## EXERCISE PROMPT
Reproduce the listing below word for word, with no pictures.

|---|

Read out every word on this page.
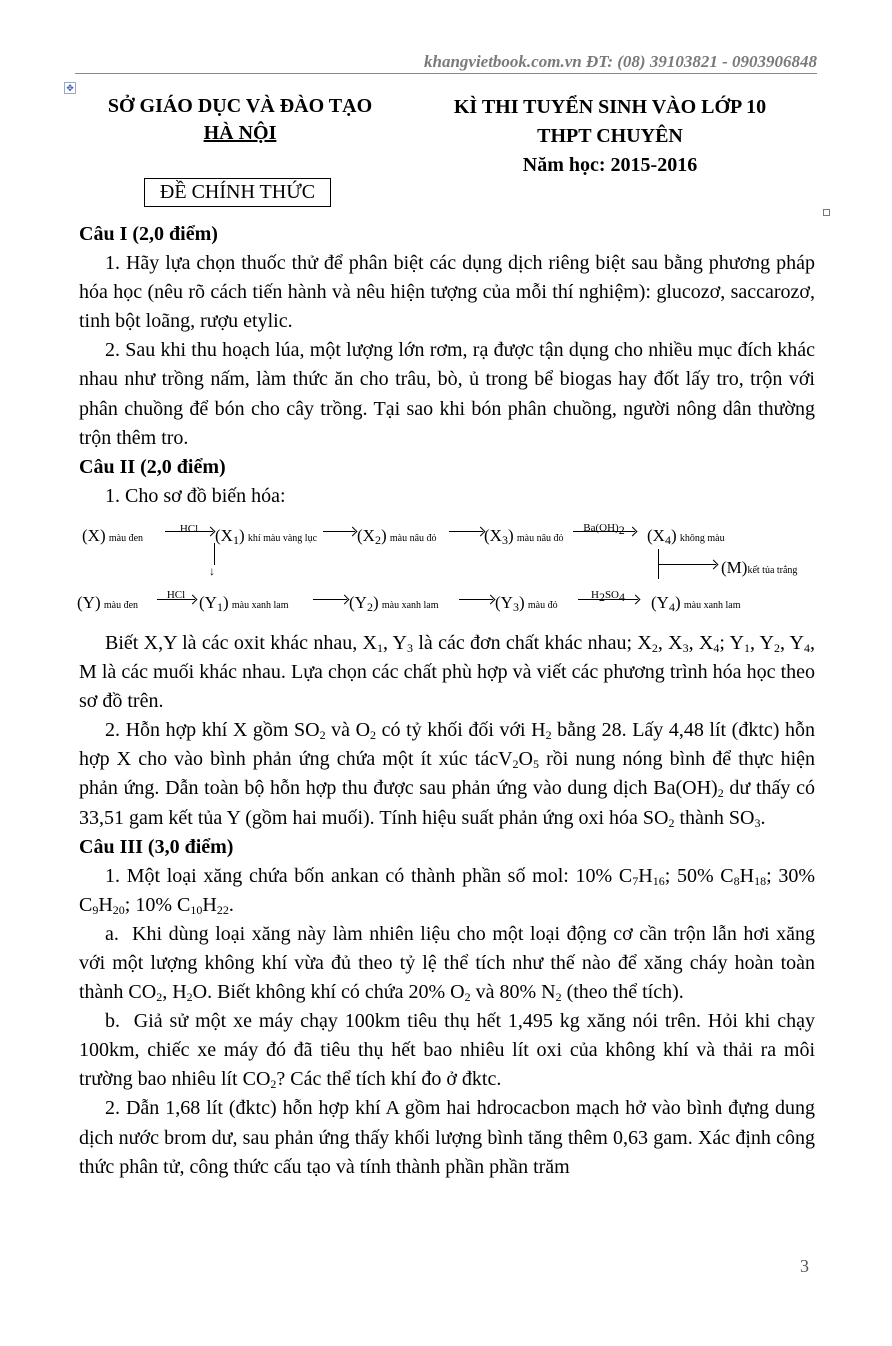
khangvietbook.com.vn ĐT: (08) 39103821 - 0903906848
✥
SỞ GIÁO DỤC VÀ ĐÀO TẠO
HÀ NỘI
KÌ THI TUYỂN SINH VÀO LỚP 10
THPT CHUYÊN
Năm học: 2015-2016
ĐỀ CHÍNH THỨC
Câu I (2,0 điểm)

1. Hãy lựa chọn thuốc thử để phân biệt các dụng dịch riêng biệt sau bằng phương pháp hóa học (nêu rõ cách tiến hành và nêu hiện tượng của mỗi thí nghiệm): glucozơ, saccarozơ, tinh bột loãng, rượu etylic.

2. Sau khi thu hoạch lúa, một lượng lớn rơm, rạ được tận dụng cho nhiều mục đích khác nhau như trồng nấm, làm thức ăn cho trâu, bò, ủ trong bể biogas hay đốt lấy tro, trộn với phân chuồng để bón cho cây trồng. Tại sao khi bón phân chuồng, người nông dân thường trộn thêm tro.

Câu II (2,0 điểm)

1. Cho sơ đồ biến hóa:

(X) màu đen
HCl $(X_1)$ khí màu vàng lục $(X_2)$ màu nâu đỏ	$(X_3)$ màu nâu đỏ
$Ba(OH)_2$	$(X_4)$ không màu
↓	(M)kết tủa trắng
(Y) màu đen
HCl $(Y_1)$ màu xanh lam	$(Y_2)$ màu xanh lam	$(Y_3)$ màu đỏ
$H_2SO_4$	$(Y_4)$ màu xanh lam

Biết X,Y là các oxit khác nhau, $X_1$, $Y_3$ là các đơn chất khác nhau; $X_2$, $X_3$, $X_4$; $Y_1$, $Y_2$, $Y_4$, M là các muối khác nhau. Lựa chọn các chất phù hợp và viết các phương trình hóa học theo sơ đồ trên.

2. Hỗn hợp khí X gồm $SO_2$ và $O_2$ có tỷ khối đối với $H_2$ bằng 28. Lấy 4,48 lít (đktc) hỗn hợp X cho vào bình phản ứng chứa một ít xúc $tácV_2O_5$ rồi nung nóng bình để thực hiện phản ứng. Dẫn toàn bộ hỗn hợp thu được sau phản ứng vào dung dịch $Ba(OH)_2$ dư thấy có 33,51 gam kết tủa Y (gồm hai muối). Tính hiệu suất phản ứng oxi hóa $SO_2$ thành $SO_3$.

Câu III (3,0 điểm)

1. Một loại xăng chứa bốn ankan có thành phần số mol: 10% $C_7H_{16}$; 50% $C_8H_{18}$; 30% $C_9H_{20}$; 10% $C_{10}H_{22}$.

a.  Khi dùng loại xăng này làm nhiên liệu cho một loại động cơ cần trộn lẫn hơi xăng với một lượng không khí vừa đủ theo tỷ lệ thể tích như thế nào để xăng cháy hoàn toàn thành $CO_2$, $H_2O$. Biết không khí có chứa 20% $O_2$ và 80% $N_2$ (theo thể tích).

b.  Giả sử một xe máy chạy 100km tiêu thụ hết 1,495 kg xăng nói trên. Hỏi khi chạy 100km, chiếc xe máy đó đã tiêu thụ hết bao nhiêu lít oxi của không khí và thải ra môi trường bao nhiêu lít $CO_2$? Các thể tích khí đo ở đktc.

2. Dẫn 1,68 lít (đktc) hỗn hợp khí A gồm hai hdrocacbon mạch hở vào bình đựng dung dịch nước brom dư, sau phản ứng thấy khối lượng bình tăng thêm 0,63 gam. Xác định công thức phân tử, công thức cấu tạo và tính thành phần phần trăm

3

|---|

## FULL RESPONSE
Read out every word on this page.
khangvietbook.com.vn ĐT: (08) 39103821 - 0903906848
✥
SỞ GIÁO DỤC VÀ ĐÀO TẠO
HÀ NỘI
KÌ THI TUYỂN SINH VÀO LỚP 10
THPT CHUYÊN
Năm học: 2015-2016
ĐỀ CHÍNH THỨC
Câu I (2,0 điểm)

1. Hãy lựa chọn thuốc thử để phân biệt các dụng dịch riêng biệt sau bằng phương pháp hóa học (nêu rõ cách tiến hành và nêu hiện tượng của mỗi thí nghiệm): glucozơ, saccarozơ, tinh bột loãng, rượu etylic.

2. Sau khi thu hoạch lúa, một lượng lớn rơm, rạ được tận dụng cho nhiều mục đích khác nhau như trồng nấm, làm thức ăn cho trâu, bò, ủ trong bể biogas hay đốt lấy tro, trộn với phân chuồng để bón cho cây trồng. Tại sao khi bón phân chuồng, người nông dân thường trộn thêm tro.

Câu II (2,0 điểm)

1. Cho sơ đồ biến hóa:

(X) màu đen
HCl $(X_1)$ khí màu vàng lục $(X_2)$ màu nâu đỏ	$(X_3)$ màu nâu đỏ
$Ba(OH)_2$	$(X_4)$ không màu
↓	(M)kết tủa trắng
(Y) màu đen
HCl $(Y_1)$ màu xanh lam	$(Y_2)$ màu xanh lam	$(Y_3)$ màu đỏ
$H_2SO_4$	$(Y_4)$ màu xanh lam

Biết X,Y là các oxit khác nhau, $X_1$, $Y_3$ là các đơn chất khác nhau; $X_2$, $X_3$, $X_4$; $Y_1$, $Y_2$, $Y_4$, M là các muối khác nhau. Lựa chọn các chất phù hợp và viết các phương trình hóa học theo sơ đồ trên.

2. Hỗn hợp khí X gồm $SO_2$ và $O_2$ có tỷ khối đối với $H_2$ bằng 28. Lấy 4,48 lít (đktc) hỗn hợp X cho vào bình phản ứng chứa một ít xúc $tácV_2O_5$ rồi nung nóng bình để thực hiện phản ứng. Dẫn toàn bộ hỗn hợp thu được sau phản ứng vào dung dịch $Ba(OH)_2$ dư thấy có 33,51 gam kết tủa Y (gồm hai muối). Tính hiệu suất phản ứng oxi hóa $SO_2$ thành $SO_3$.

Câu III (3,0 điểm)

1. Một loại xăng chứa bốn ankan có thành phần số mol: 10% $C_7H_{16}$; 50% $C_8H_{18}$; 30% $C_9H_{20}$; 10% $C_{10}H_{22}$.

a.  Khi dùng loại xăng này làm nhiên liệu cho một loại động cơ cần trộn lẫn hơi xăng với một lượng không khí vừa đủ theo tỷ lệ thể tích như thế nào để xăng cháy hoàn toàn thành $CO_2$, $H_2O$. Biết không khí có chứa 20% $O_2$ và 80% $N_2$ (theo thể tích).

b.  Giả sử một xe máy chạy 100km tiêu thụ hết 1,495 kg xăng nói trên. Hỏi khi chạy 100km, chiếc xe máy đó đã tiêu thụ hết bao nhiêu lít oxi của không khí và thải ra môi trường bao nhiêu lít $CO_2$? Các thể tích khí đo ở đktc.

2. Dẫn 1,68 lít (đktc) hỗn hợp khí A gồm hai hdrocacbon mạch hở vào bình đựng dung dịch nước brom dư, sau phản ứng thấy khối lượng bình tăng thêm 0,63 gam. Xác định công thức phân tử, công thức cấu tạo và tính thành phần phần trăm

3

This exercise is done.